WRITTEN TASK
Every record that follows must be duplicated exactly, with images left out.

━━ RECORDS TO USE

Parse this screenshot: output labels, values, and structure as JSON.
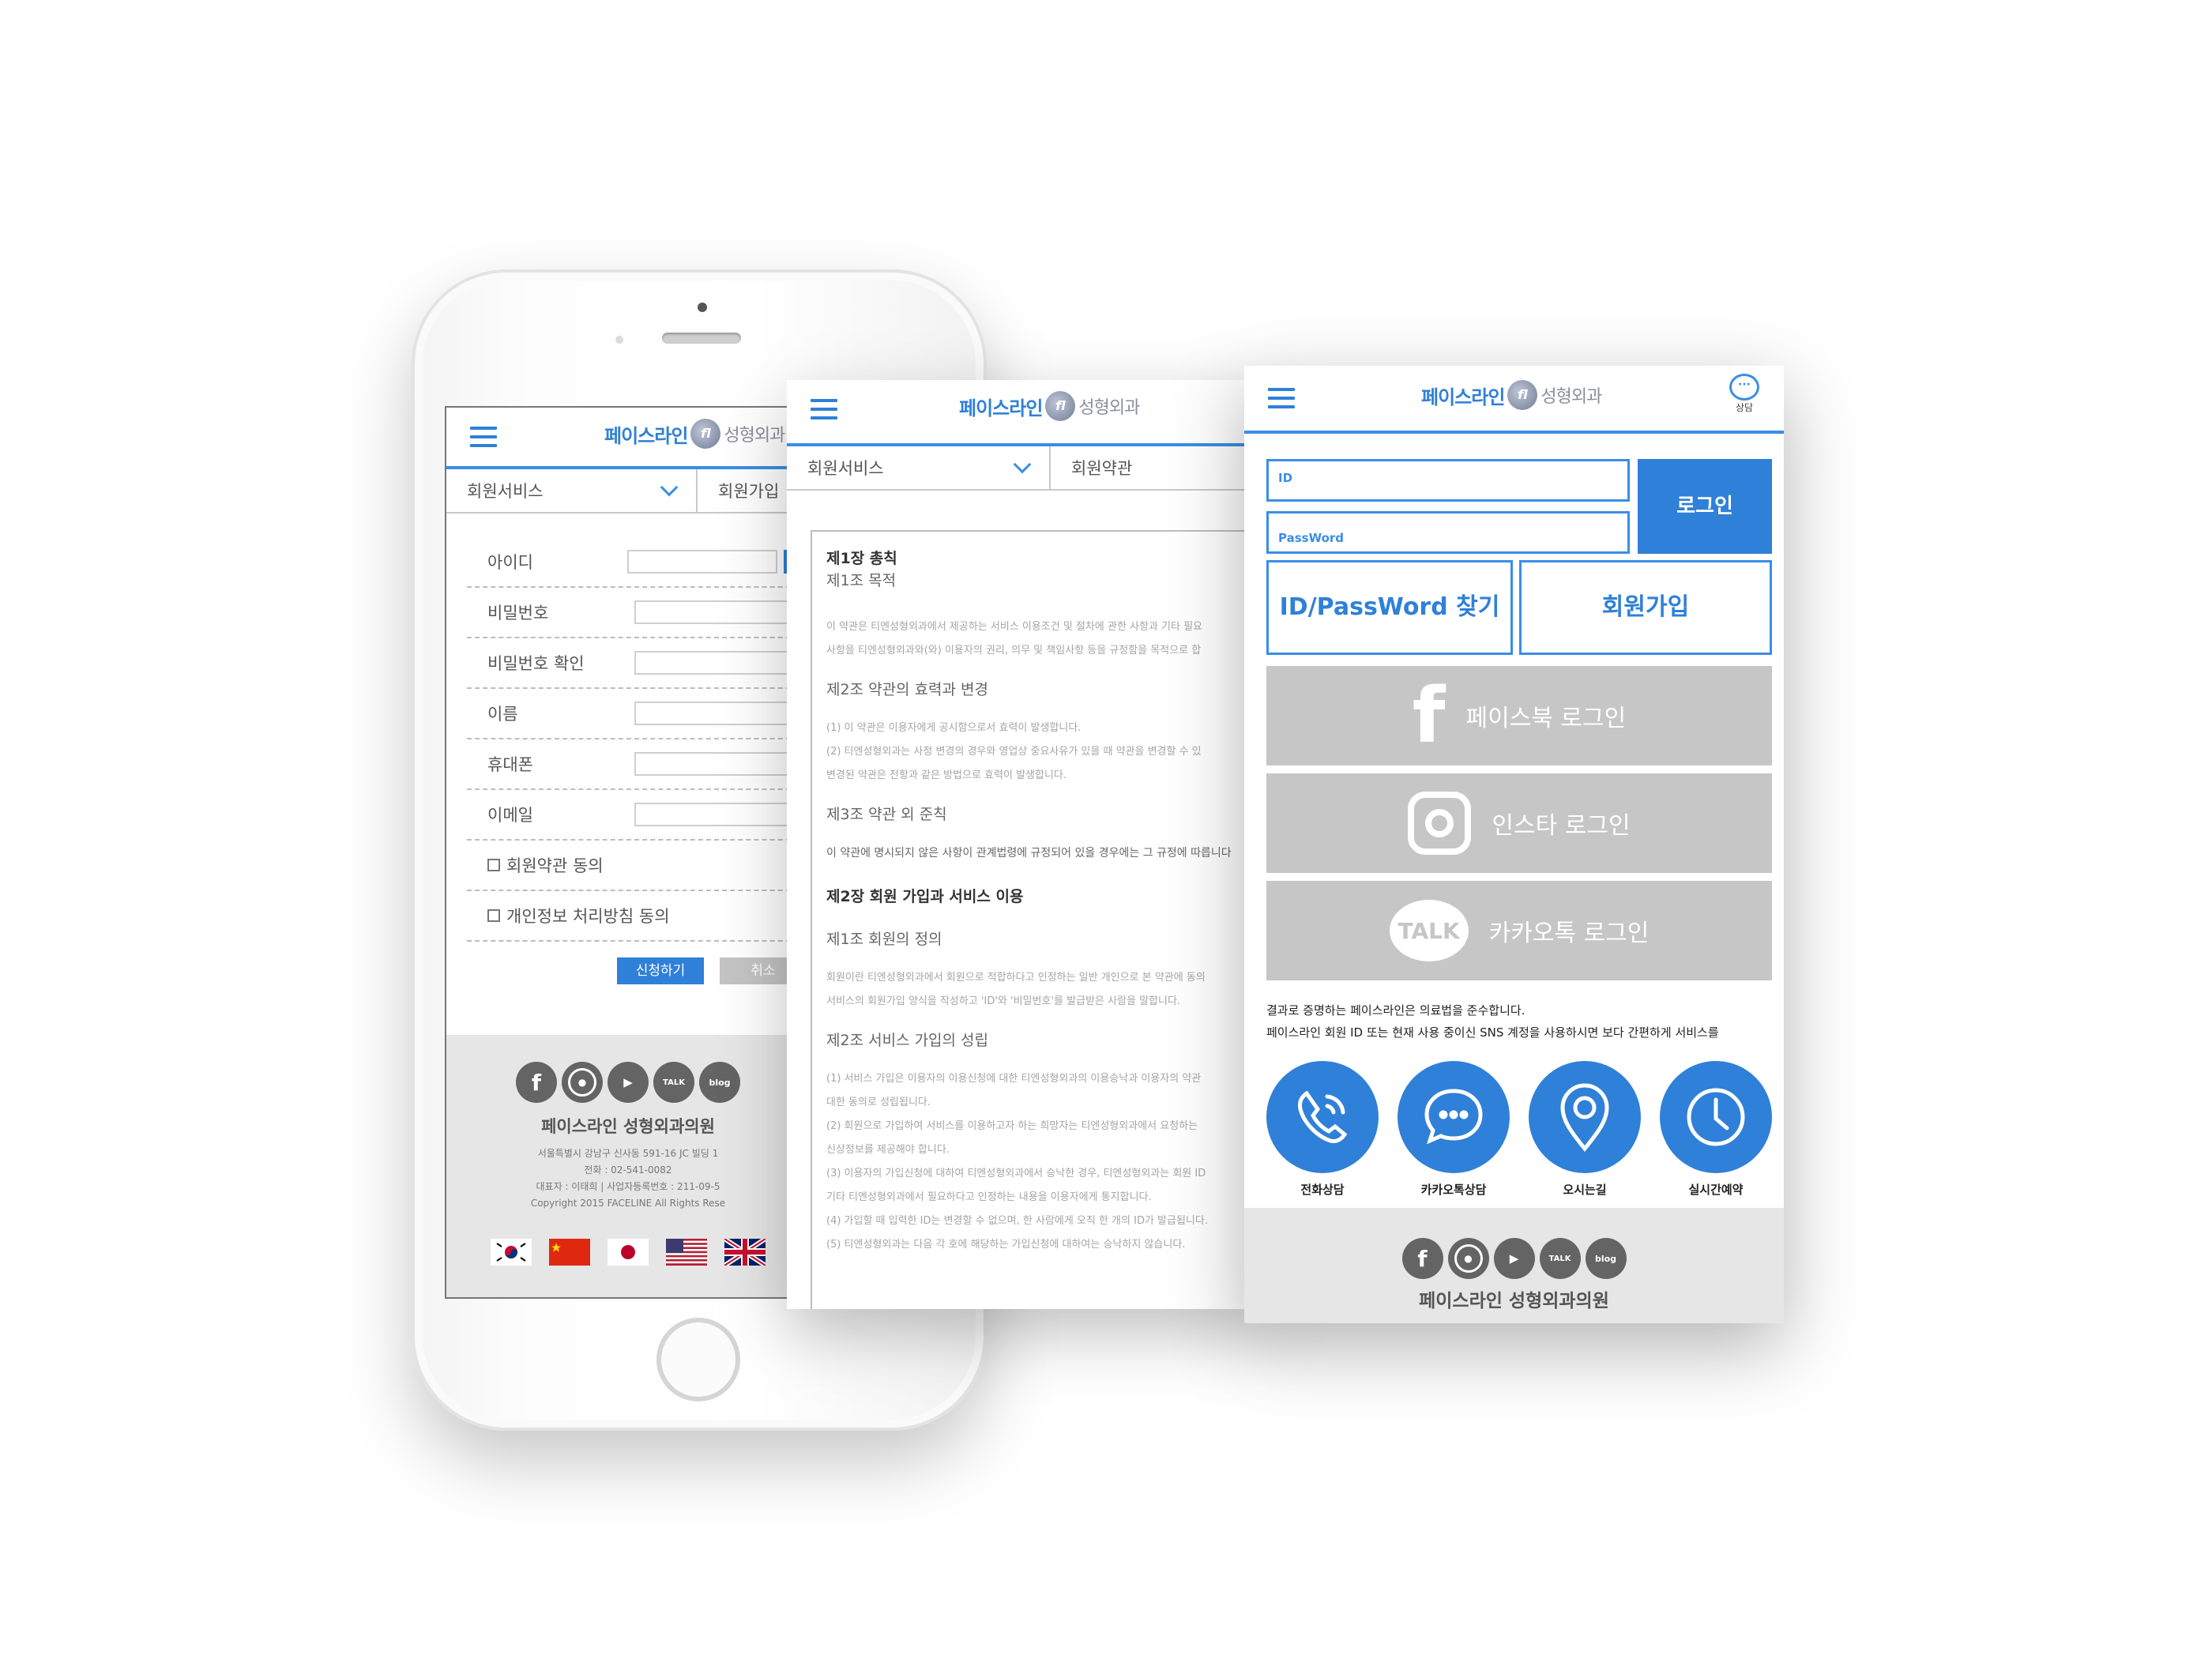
{
  "logo": {
    "main": "페이스라인",
    "emblem": "fl",
    "sub": "성형외과"
  },
  "left_screen": {
    "subnav": [
      "회원서비스",
      "회원가입"
    ],
    "form_fields": [
      {
        "label": "아이디",
        "value": ""
      },
      {
        "label": "비밀번호",
        "value": ""
      },
      {
        "label": "비밀번호 확인",
        "value": ""
      },
      {
        "label": "이름",
        "value": ""
      },
      {
        "label": "휴대폰",
        "value": ""
      },
      {
        "label": "이메일",
        "value": ""
      }
    ],
    "agreements": [
      "회원약관 동의",
      "개인정보 처리방침 동의"
    ],
    "apply_label": "신청하기",
    "cancel_label": "취소",
    "footer": {
      "social": [
        "facebook-icon",
        "instagram-icon",
        "youtube-icon",
        "kakaotalk-icon",
        "blog-icon"
      ],
      "social_talk": "TALK",
      "social_blog": "blog",
      "clinic_name": "페이스라인 성형외과의원",
      "address": "서울특별시 강남구 신사동 591-16 JC 빌딩 1",
      "phone": "전화 : 02-541-0082",
      "biz": "대표자 : 이태희 | 사업자등록번호 : 211-09-5",
      "copyright": "Copyright 2015 FACELINE All Rights Rese"
    },
    "flags": [
      "korea-flag",
      "china-flag",
      "japan-flag",
      "usa-flag",
      "uk-flag"
    ]
  },
  "mid_screen": {
    "subnav": [
      "회원서비스",
      "회원약관"
    ],
    "terms": {
      "ch1": "제1장 총칙",
      "a1": "제1조 목적",
      "a1_body": [
        "이 약관은 티엔성형외과에서 제공하는 서비스 이용조건 및 절차에 관한 사항과 기타 필요",
        "사항을 티엔성형외과와(와) 이용자의 권리, 의무 및 책임사항 등을 규정함을 목적으로 합"
      ],
      "a2": "제2조 약관의 효력과 변경",
      "a2_body": [
        "(1) 이 약관은 이용자에게 공시함으로서 효력이 발생합니다.",
        "(2) 티엔성형외과는 사정 변경의 경우와 영업상 중요사유가 있을 때 약관을 변경할 수 있",
        "변경된 약관은 전항과 같은 방법으로 효력이 발생합니다."
      ],
      "a3": "제3조 약관 외 준칙",
      "a3_body": "이 약관에 명시되지 않은 사항이 관계법령에 규정되어 있을 경우에는 그 규정에 따릅니다",
      "ch2": "제2장 회원 가입과 서비스 이용",
      "b1": "제1조 회원의 정의",
      "b1_body": [
        "회원이란 티엔성형외과에서 회원으로 적합하다고 인정하는 일반 개인으로 본 약관에 동의",
        "서비스의 회원가입 양식을 작성하고 'ID'와 '비밀번호'를 발급받은 사람을 말합니다."
      ],
      "b2": "제2조 서비스 가입의 성립",
      "b2_body": [
        "(1) 서비스 가입은 이용자의 이용신청에 대한 티엔성형외과의 이용승낙과 이용자의 약관",
        "대한 동의로 성립됩니다.",
        "(2) 회원으로 가입하여 서비스를 이용하고자 하는 희망자는 티엔성형외과에서 요청하는",
        "신상정보를 제공해야 합니다.",
        "(3) 이용자의 가입신청에 대하여 티엔성형외과에서 승낙한 경우, 티엔성형외과는 회원 ID",
        "기타 티엔성형외과에서 필요하다고 인정하는 내용을 이용자에게 통지합니다.",
        "(4) 가입할 때 입력한 ID는 변경할 수 없으며, 한 사람에게 오직 한 개의 ID가 발급됩니다.",
        "(5) 티엔성형외과는 다음 각 호에 해당하는 가입신청에 대하여는 승낙하지 않습니다."
      ]
    }
  },
  "right_screen": {
    "consult_label": "상담",
    "id_placeholder": "ID",
    "pw_placeholder": "PassWord",
    "login_label": "로그인",
    "find_label": "ID/PassWord 찾기",
    "join_label": "회원가입",
    "sns": [
      {
        "icon": "facebook-icon",
        "glyph": "f",
        "label": "페이스북 로그인"
      },
      {
        "icon": "instagram-icon",
        "glyph": "",
        "label": "인스타 로그인"
      },
      {
        "icon": "kakaotalk-icon",
        "glyph": "TALK",
        "label": "카카오톡 로그인"
      }
    ],
    "notice": [
      "결과로 증명하는 페이스라인은 의료법을 준수합니다.",
      "페이스라인 회원 ID 또는 현재 사용 중이신 SNS 계정을 사용하시면 보다 간편하게 서비스를"
    ],
    "quick": [
      {
        "icon": "phone-icon",
        "label": "전화상담"
      },
      {
        "icon": "chat-icon",
        "label": "카카오톡상담"
      },
      {
        "icon": "location-icon",
        "label": "오시는길"
      },
      {
        "icon": "clock-icon",
        "label": "실시간예약"
      }
    ],
    "clinic_name": "페이스라인 성형외과의원"
  },
  "colors": {
    "accent": "#2f80d8",
    "sns_gray": "#c6c6c6",
    "footer_gray": "#e6e6e6"
  }
}
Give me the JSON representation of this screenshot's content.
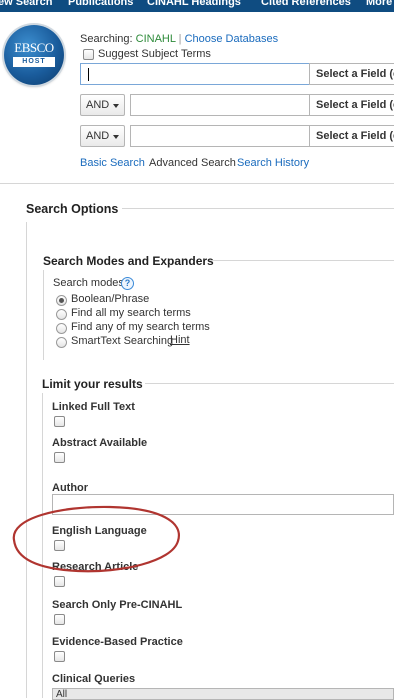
{
  "nav": {
    "items": [
      "ew Search",
      "Publications",
      "CINAHL Headings",
      "Cited References",
      "More"
    ]
  },
  "logo": {
    "line1": "EBSCO",
    "line2": "HOST"
  },
  "search": {
    "searching_label": "Searching:",
    "database": "CINAHL",
    "separator": "|",
    "choose_databases": "Choose Databases",
    "suggest_subject_terms": "Suggest Subject Terms",
    "rows": [
      {
        "operator": "",
        "field": "Select a Field (op"
      },
      {
        "operator": "AND",
        "field": "Select a Field (op"
      },
      {
        "operator": "AND",
        "field": "Select a Field (op"
      }
    ],
    "links": {
      "basic": "Basic Search",
      "advanced": "Advanced Search",
      "history": "Search History"
    }
  },
  "options": {
    "title": "Search Options",
    "modes_section": {
      "title": "Search Modes and Expanders",
      "modes_label": "Search modes",
      "help": "?",
      "modes": [
        "Boolean/Phrase",
        "Find all my search terms",
        "Find any of my search terms",
        "SmartText Searching"
      ],
      "selected": "Boolean/Phrase",
      "hint": "Hint"
    },
    "limits_section": {
      "title": "Limit your results",
      "linked_full_text": "Linked Full Text",
      "abstract_available": "Abstract Available",
      "author": "Author",
      "english_language": "English Language",
      "research_article": "Research Article",
      "pre_cinahl": "Search Only Pre-CINAHL",
      "evidence_based": "Evidence-Based Practice",
      "clinical_queries": "Clinical Queries",
      "clinical_queries_value": "All"
    }
  },
  "colors": {
    "nav_bg": "#0f4c81",
    "link": "#1a6bbd",
    "database": "#2e8b3a",
    "annotation": "#b03530"
  }
}
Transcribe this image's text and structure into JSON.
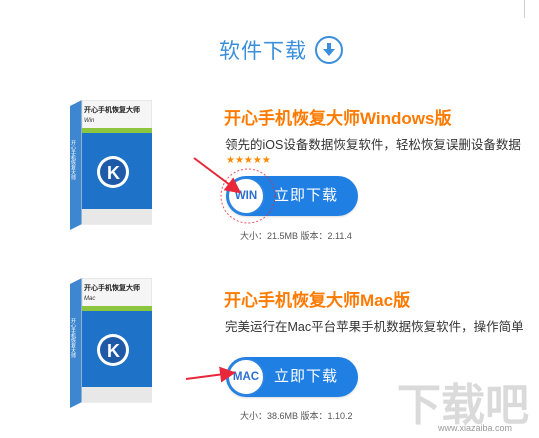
{
  "section": {
    "title": "软件下载",
    "icon": "download-circle-icon",
    "accent": "#3a8fdc"
  },
  "products": [
    {
      "box_title": "开心手机恢复大师",
      "box_platform": "Win",
      "box_spine": "开心手机恢复大师",
      "title": "开心手机恢复大师Windows版",
      "desc": "领先的iOS设备数据恢复软件，轻松恢复误删设备数据",
      "stars": "★★★★★",
      "os_badge": "WIN",
      "download_label": "立即下载",
      "meta": "大小：21.5MB 版本：2.11.4"
    },
    {
      "box_title": "开心手机恢复大师",
      "box_platform": "Mac",
      "box_spine": "开心手机恢复大师",
      "title": "开心手机恢复大师Mac版",
      "desc": "完美运行在Mac平台苹果手机数据恢复软件，操作简单",
      "stars": "★★★★★",
      "os_badge": "MAC",
      "download_label": "立即下载",
      "meta": "大小：38.6MB 版本：1.10.2"
    }
  ],
  "watermark": {
    "logo_text": "下载吧",
    "url": "www.xiazaiba.com"
  },
  "colors": {
    "title_orange": "#ff7a00",
    "button_blue": "#1f7fe3",
    "arrow_red": "#e8283a"
  }
}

━━━━

RESPONSE
Parse this screenshot: output labels, values, and structure as JSON.
{
  "logo": {
    "main": "페이스라인",
    "emblem": "fl",
    "sub": "성형외과"
  },
  "left_screen": {
    "subnav": [
      "회원서비스",
      "회원가입"
    ],
    "form_fields": [
      {
        "label": "아이디",
        "value": ""
      },
      {
        "label": "비밀번호",
        "value": ""
      },
      {
        "label": "비밀번호 확인",
        "value": ""
      },
      {
        "label": "이름",
        "value": ""
      },
      {
        "label": "휴대폰",
        "value": ""
      },
      {
        "label": "이메일",
        "value": ""
      }
    ],
    "agreements": [
      "회원약관 동의",
      "개인정보 처리방침 동의"
    ],
    "apply_label": "신청하기",
    "cancel_label": "취소",
    "footer": {
      "social": [
        "facebook-icon",
        "instagram-icon",
        "youtube-icon",
        "kakaotalk-icon",
        "blog-icon"
      ],
      "social_talk": "TALK",
      "social_blog": "blog",
      "clinic_name": "페이스라인 성형외과의원",
      "address": "서울특별시 강남구 신사동 591-16 JC 빌딩 1",
      "phone": "전화 : 02-541-0082",
      "biz": "대표자 : 이태희 | 사업자등록번호 : 211-09-5",
      "copyright": "Copyright 2015 FACELINE All Rights Rese"
    },
    "flags": [
      "korea-flag",
      "china-flag",
      "japan-flag",
      "usa-flag",
      "uk-flag"
    ]
  },
  "mid_screen": {
    "subnav": [
      "회원서비스",
      "회원약관"
    ],
    "terms": {
      "ch1": "제1장 총칙",
      "a1": "제1조 목적",
      "a1_body": [
        "이 약관은 티엔성형외과에서 제공하는 서비스 이용조건 및 절차에 관한 사항과 기타 필요",
        "사항을 티엔성형외과와(와) 이용자의 권리, 의무 및 책임사항 등을 규정함을 목적으로 합"
      ],
      "a2": "제2조 약관의 효력과 변경",
      "a2_body": [
        "(1) 이 약관은 이용자에게 공시함으로서 효력이 발생합니다.",
        "(2) 티엔성형외과는 사정 변경의 경우와 영업상 중요사유가 있을 때 약관을 변경할 수 있",
        "변경된 약관은 전항과 같은 방법으로 효력이 발생합니다."
      ],
      "a3": "제3조 약관 외 준칙",
      "a3_body": "이 약관에 명시되지 않은 사항이 관계법령에 규정되어 있을 경우에는 그 규정에 따릅니다",
      "ch2": "제2장 회원 가입과 서비스 이용",
      "b1": "제1조 회원의 정의",
      "b1_body": [
        "회원이란 티엔성형외과에서 회원으로 적합하다고 인정하는 일반 개인으로 본 약관에 동의",
        "서비스의 회원가입 양식을 작성하고 'ID'와 '비밀번호'를 발급받은 사람을 말합니다."
      ],
      "b2": "제2조 서비스 가입의 성립",
      "b2_body": [
        "(1) 서비스 가입은 이용자의 이용신청에 대한 티엔성형외과의 이용승낙과 이용자의 약관",
        "대한 동의로 성립됩니다.",
        "(2) 회원으로 가입하여 서비스를 이용하고자 하는 희망자는 티엔성형외과에서 요청하는",
        "신상정보를 제공해야 합니다.",
        "(3) 이용자의 가입신청에 대하여 티엔성형외과에서 승낙한 경우, 티엔성형외과는 회원 ID",
        "기타 티엔성형외과에서 필요하다고 인정하는 내용을 이용자에게 통지합니다.",
        "(4) 가입할 때 입력한 ID는 변경할 수 없으며, 한 사람에게 오직 한 개의 ID가 발급됩니다.",
        "(5) 티엔성형외과는 다음 각 호에 해당하는 가입신청에 대하여는 승낙하지 않습니다."
      ]
    }
  },
  "right_screen": {
    "consult_label": "상담",
    "id_placeholder": "ID",
    "pw_placeholder": "PassWord",
    "login_label": "로그인",
    "find_label": "ID/PassWord 찾기",
    "join_label": "회원가입",
    "sns": [
      {
        "icon": "facebook-icon",
        "glyph": "f",
        "label": "페이스북 로그인"
      },
      {
        "icon": "instagram-icon",
        "glyph": "",
        "label": "인스타 로그인"
      },
      {
        "icon": "kakaotalk-icon",
        "glyph": "TALK",
        "label": "카카오톡 로그인"
      }
    ],
    "notice": [
      "결과로 증명하는 페이스라인은 의료법을 준수합니다.",
      "페이스라인 회원 ID 또는 현재 사용 중이신 SNS 계정을 사용하시면 보다 간편하게 서비스를"
    ],
    "quick": [
      {
        "icon": "phone-icon",
        "label": "전화상담"
      },
      {
        "icon": "chat-icon",
        "label": "카카오톡상담"
      },
      {
        "icon": "location-icon",
        "label": "오시는길"
      },
      {
        "icon": "clock-icon",
        "label": "실시간예약"
      }
    ],
    "clinic_name": "페이스라인 성형외과의원"
  },
  "colors": {
    "accent": "#2f80d8",
    "sns_gray": "#c6c6c6",
    "footer_gray": "#e6e6e6"
  }
}
Give me the JSON representation of this screenshot's content.
{
  "nav": {
    "items": [
      "ew Search",
      "Publications",
      "CINAHL Headings",
      "Cited References",
      "More"
    ]
  },
  "logo": {
    "line1": "EBSCO",
    "line2": "HOST"
  },
  "search": {
    "searching_label": "Searching:",
    "database": "CINAHL",
    "separator": "|",
    "choose_databases": "Choose Databases",
    "suggest_subject_terms": "Suggest Subject Terms",
    "rows": [
      {
        "operator": "",
        "field": "Select a Field (op"
      },
      {
        "operator": "AND",
        "field": "Select a Field (op"
      },
      {
        "operator": "AND",
        "field": "Select a Field (op"
      }
    ],
    "links": {
      "basic": "Basic Search",
      "advanced": "Advanced Search",
      "history": "Search History"
    }
  },
  "options": {
    "title": "Search Options",
    "modes_section": {
      "title": "Search Modes and Expanders",
      "modes_label": "Search modes",
      "help": "?",
      "modes": [
        "Boolean/Phrase",
        "Find all my search terms",
        "Find any of my search terms",
        "SmartText Searching"
      ],
      "selected": "Boolean/Phrase",
      "hint": "Hint"
    },
    "limits_section": {
      "title": "Limit your results",
      "linked_full_text": "Linked Full Text",
      "abstract_available": "Abstract Available",
      "author": "Author",
      "english_language": "English Language",
      "research_article": "Research Article",
      "pre_cinahl": "Search Only Pre-CINAHL",
      "evidence_based": "Evidence-Based Practice",
      "clinical_queries": "Clinical Queries",
      "clinical_queries_value": "All"
    }
  },
  "colors": {
    "nav_bg": "#0f4c81",
    "link": "#1a6bbd",
    "database": "#2e8b3a",
    "annotation": "#b03530"
  }
}
Transcribe this image's text and structure into JSON.
{
  "section": {
    "title": "软件下载",
    "icon": "download-circle-icon",
    "accent": "#3a8fdc"
  },
  "products": [
    {
      "box_title": "开心手机恢复大师",
      "box_platform": "Win",
      "box_spine": "开心手机恢复大师",
      "title": "开心手机恢复大师Windows版",
      "desc": "领先的iOS设备数据恢复软件，轻松恢复误删设备数据",
      "stars": "★★★★★",
      "os_badge": "WIN",
      "download_label": "立即下载",
      "meta": "大小：21.5MB 版本：2.11.4"
    },
    {
      "box_title": "开心手机恢复大师",
      "box_platform": "Mac",
      "box_spine": "开心手机恢复大师",
      "title": "开心手机恢复大师Mac版",
      "desc": "完美运行在Mac平台苹果手机数据恢复软件，操作简单",
      "stars": "★★★★★",
      "os_badge": "MAC",
      "download_label": "立即下载",
      "meta": "大小：38.6MB 版本：1.10.2"
    }
  ],
  "watermark": {
    "logo_text": "下载吧",
    "url": "www.xiazaiba.com"
  },
  "colors": {
    "title_orange": "#ff7a00",
    "button_blue": "#1f7fe3",
    "arrow_red": "#e8283a"
  }
}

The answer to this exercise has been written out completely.